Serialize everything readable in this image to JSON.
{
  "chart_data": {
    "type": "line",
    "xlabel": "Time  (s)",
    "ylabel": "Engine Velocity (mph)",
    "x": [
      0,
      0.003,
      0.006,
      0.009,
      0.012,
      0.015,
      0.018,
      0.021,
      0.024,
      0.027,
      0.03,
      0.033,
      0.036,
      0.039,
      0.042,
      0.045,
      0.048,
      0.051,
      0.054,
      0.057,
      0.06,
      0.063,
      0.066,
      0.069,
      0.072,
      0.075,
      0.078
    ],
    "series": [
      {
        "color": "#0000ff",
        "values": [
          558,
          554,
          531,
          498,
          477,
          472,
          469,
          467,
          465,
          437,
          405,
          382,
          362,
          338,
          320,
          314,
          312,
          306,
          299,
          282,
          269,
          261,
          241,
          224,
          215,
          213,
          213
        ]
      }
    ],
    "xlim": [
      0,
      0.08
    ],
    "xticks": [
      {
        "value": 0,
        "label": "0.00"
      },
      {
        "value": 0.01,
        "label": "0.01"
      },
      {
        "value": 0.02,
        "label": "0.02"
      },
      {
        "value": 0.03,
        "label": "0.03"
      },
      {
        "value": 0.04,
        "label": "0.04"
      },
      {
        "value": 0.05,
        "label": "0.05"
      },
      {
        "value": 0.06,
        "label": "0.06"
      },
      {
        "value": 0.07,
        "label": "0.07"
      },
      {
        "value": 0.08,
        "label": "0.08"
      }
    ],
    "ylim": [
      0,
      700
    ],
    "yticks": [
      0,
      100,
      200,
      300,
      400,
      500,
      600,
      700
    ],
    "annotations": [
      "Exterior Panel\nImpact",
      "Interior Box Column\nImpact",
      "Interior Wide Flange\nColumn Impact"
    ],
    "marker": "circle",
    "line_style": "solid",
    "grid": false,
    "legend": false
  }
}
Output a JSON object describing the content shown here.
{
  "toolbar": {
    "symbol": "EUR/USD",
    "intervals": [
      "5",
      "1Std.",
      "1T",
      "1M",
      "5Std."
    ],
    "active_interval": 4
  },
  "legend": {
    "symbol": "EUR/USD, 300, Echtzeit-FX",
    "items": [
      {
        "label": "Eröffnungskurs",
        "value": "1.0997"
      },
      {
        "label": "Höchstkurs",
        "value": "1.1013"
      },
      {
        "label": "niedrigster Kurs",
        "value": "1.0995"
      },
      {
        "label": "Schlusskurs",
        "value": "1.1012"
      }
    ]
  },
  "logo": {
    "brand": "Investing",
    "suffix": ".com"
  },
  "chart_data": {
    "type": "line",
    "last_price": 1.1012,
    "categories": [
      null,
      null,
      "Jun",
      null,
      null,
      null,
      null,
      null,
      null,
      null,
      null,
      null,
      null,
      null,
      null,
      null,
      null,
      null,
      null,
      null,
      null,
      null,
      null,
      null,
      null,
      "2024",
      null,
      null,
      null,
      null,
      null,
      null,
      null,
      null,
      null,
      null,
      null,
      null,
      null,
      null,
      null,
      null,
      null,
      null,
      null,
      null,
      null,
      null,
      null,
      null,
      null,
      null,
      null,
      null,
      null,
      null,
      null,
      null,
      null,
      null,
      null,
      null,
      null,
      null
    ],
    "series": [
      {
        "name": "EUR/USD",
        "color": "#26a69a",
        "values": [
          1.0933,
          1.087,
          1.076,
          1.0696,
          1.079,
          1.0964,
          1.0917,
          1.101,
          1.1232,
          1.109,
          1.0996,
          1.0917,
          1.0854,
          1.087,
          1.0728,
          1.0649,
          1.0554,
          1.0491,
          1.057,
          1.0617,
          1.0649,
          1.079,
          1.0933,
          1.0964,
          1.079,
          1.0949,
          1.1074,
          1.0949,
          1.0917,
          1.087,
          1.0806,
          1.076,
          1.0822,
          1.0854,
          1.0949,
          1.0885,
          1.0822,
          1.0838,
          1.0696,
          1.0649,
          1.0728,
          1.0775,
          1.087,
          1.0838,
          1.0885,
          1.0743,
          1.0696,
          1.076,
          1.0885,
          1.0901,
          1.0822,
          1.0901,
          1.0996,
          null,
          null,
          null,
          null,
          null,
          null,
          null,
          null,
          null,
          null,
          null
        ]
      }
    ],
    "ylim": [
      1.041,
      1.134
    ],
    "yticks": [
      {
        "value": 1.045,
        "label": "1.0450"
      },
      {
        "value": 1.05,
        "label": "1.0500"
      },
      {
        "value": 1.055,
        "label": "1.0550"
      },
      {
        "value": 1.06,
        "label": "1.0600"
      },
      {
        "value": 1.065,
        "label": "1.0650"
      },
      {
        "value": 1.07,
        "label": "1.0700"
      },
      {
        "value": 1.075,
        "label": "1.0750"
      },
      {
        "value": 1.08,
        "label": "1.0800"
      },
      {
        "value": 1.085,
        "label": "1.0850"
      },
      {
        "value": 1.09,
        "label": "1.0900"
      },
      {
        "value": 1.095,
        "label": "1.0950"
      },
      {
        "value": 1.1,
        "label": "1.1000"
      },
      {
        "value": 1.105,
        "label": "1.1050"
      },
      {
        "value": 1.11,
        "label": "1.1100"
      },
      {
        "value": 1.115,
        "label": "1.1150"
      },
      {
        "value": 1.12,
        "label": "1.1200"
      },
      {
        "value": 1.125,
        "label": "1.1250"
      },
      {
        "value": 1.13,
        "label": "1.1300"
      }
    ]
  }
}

_____

Of the lines above, how many hold the string "Interior"? Answer with only the number.

# The answer
2